◆ Data entries ◆
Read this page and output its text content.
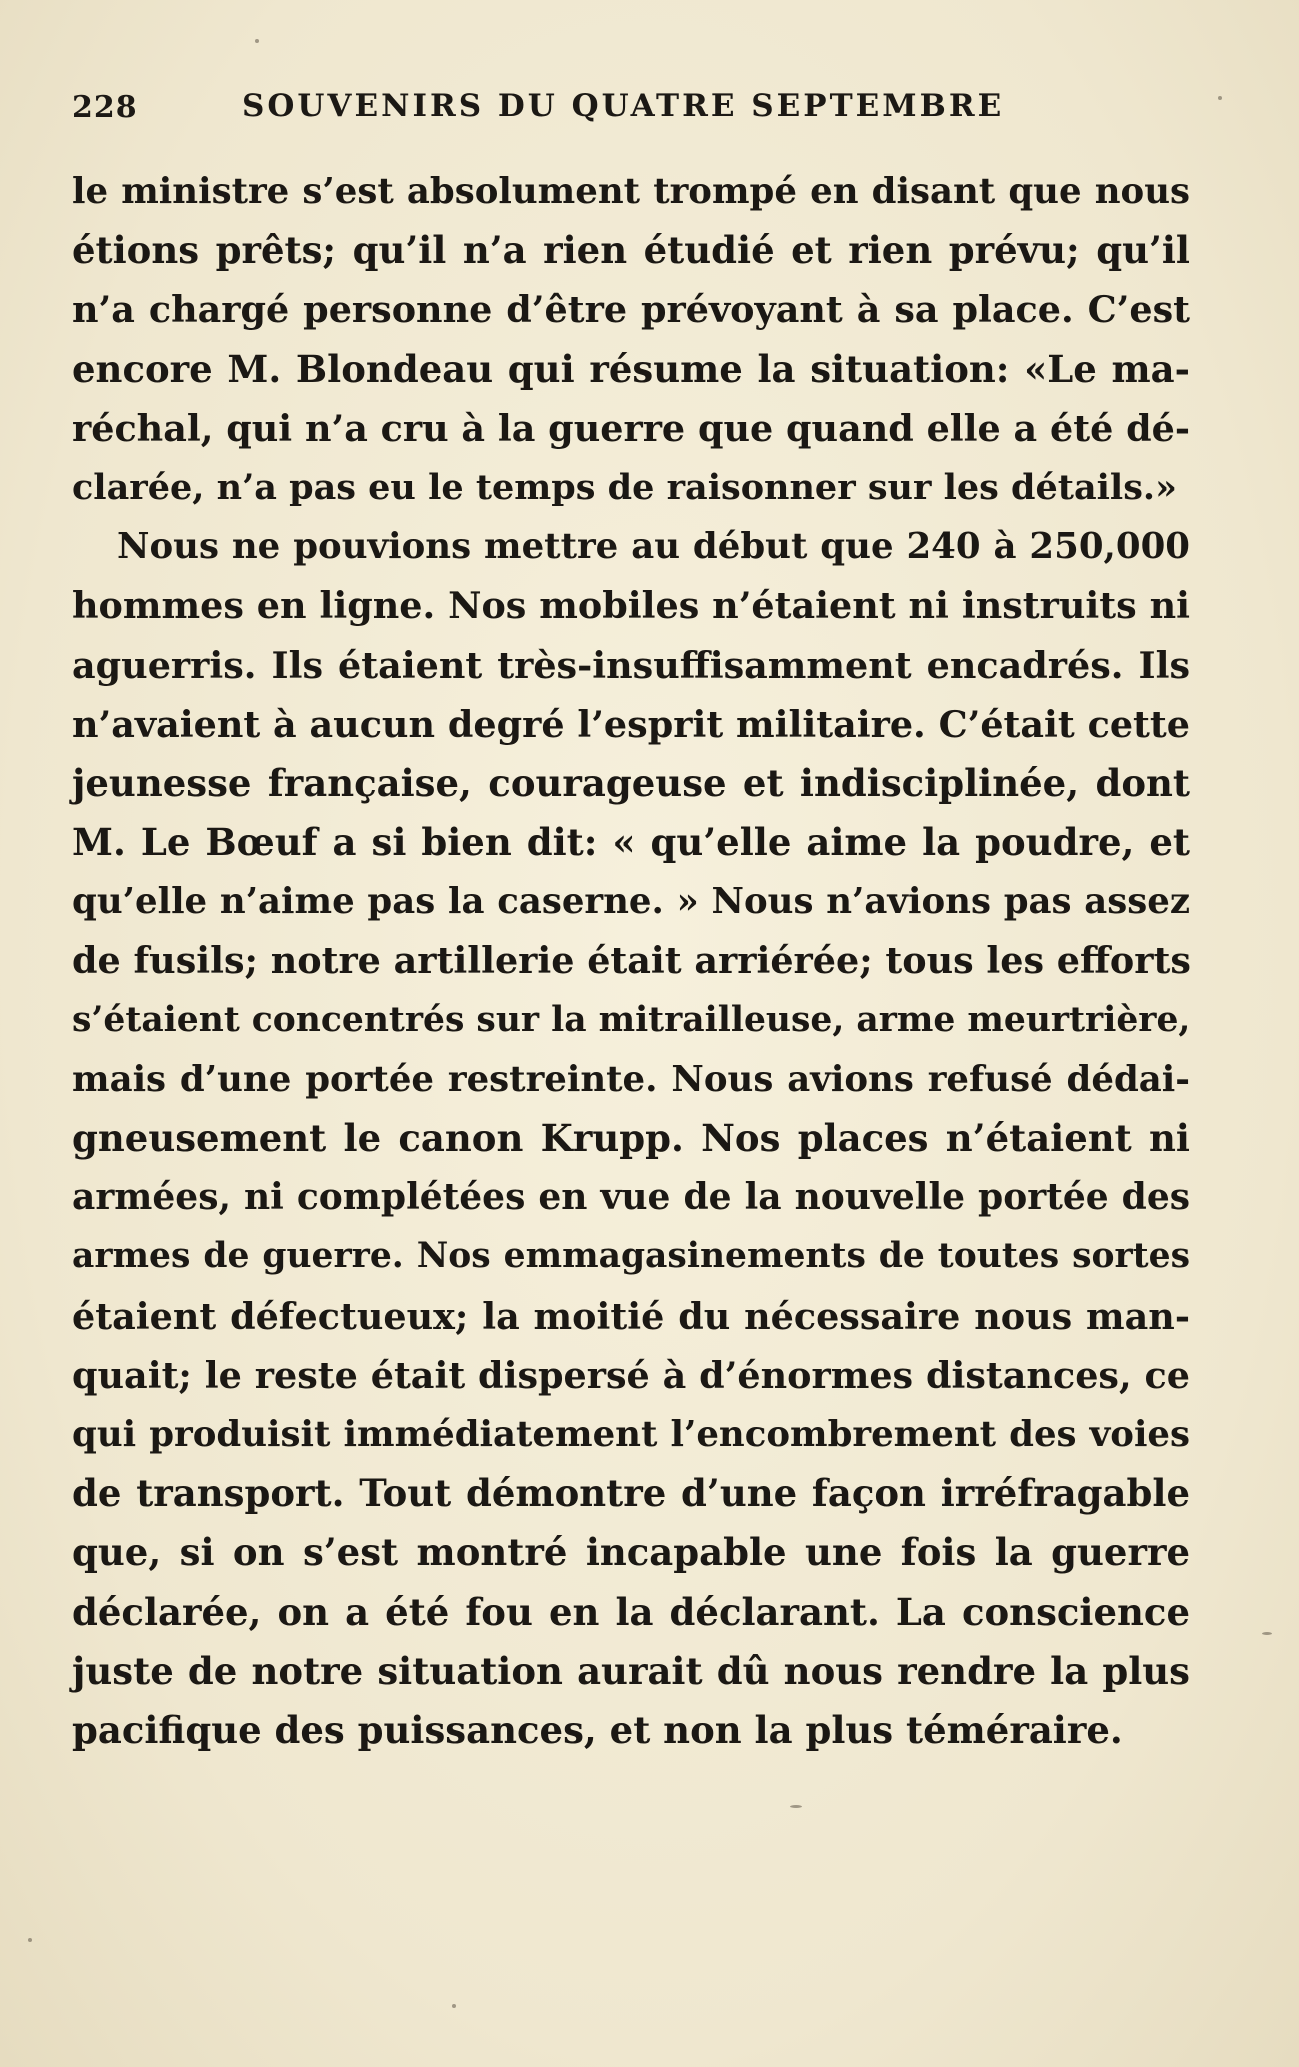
228	SOUVENIRS DU QUATRE SEPTEMBRE
le ministre s’est absolument trompé en disant que nous
étions prêts; qu’il n’a rien étudié et rien prévu; qu’il
n’a chargé personne d’être prévoyant à sa place. C’est
encore M. Blondeau qui résume la situation: «Le ma-
réchal, qui n’a cru à la guerre que quand elle a été dé-
clarée, n’a pas eu le temps de raisonner sur les détails.»
Nous ne pouvions mettre au début que 240 à 250,000
hommes en ligne. Nos mobiles n’étaient ni instruits ni
aguerris. Ils étaient très-insuffisamment encadrés. Ils
n’avaient à aucun degré l’esprit militaire. C’était cette
jeunesse française, courageuse et indisciplinée, dont
M. Le Bœuf a si bien dit: « qu’elle aime la poudre, et
qu’elle n’aime pas la caserne. » Nous n’avions pas assez
de fusils; notre artillerie était arriérée; tous les efforts
s’étaient concentrés sur la mitrailleuse, arme meurtrière,
mais d’une portée restreinte. Nous avions refusé dédai-
gneusement le canon Krupp. Nos places n’étaient ni
armées, ni complétées en vue de la nouvelle portée des
armes de guerre. Nos emmagasinements de toutes sortes
étaient défectueux; la moitié du nécessaire nous man-
quait; le reste était dispersé à d’énormes distances, ce
qui produisit immédiatement l’encombrement des voies
de transport. Tout démontre d’une façon irréfragable
que, si on s’est montré incapable une fois la guerre
déclarée, on a été fou en la déclarant. La conscience
juste de notre situation aurait dû nous rendre la plus
pacifique des puissances, et non la plus téméraire.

◆ Goal ◆
From the entries above, copy each line holding "aime".

◆ Final result ◆
M. Le Bœuf a si bien dit: « qu’elle aime la poudre, et
qu’elle n’aime pas la caserne. » Nous n’avions pas assez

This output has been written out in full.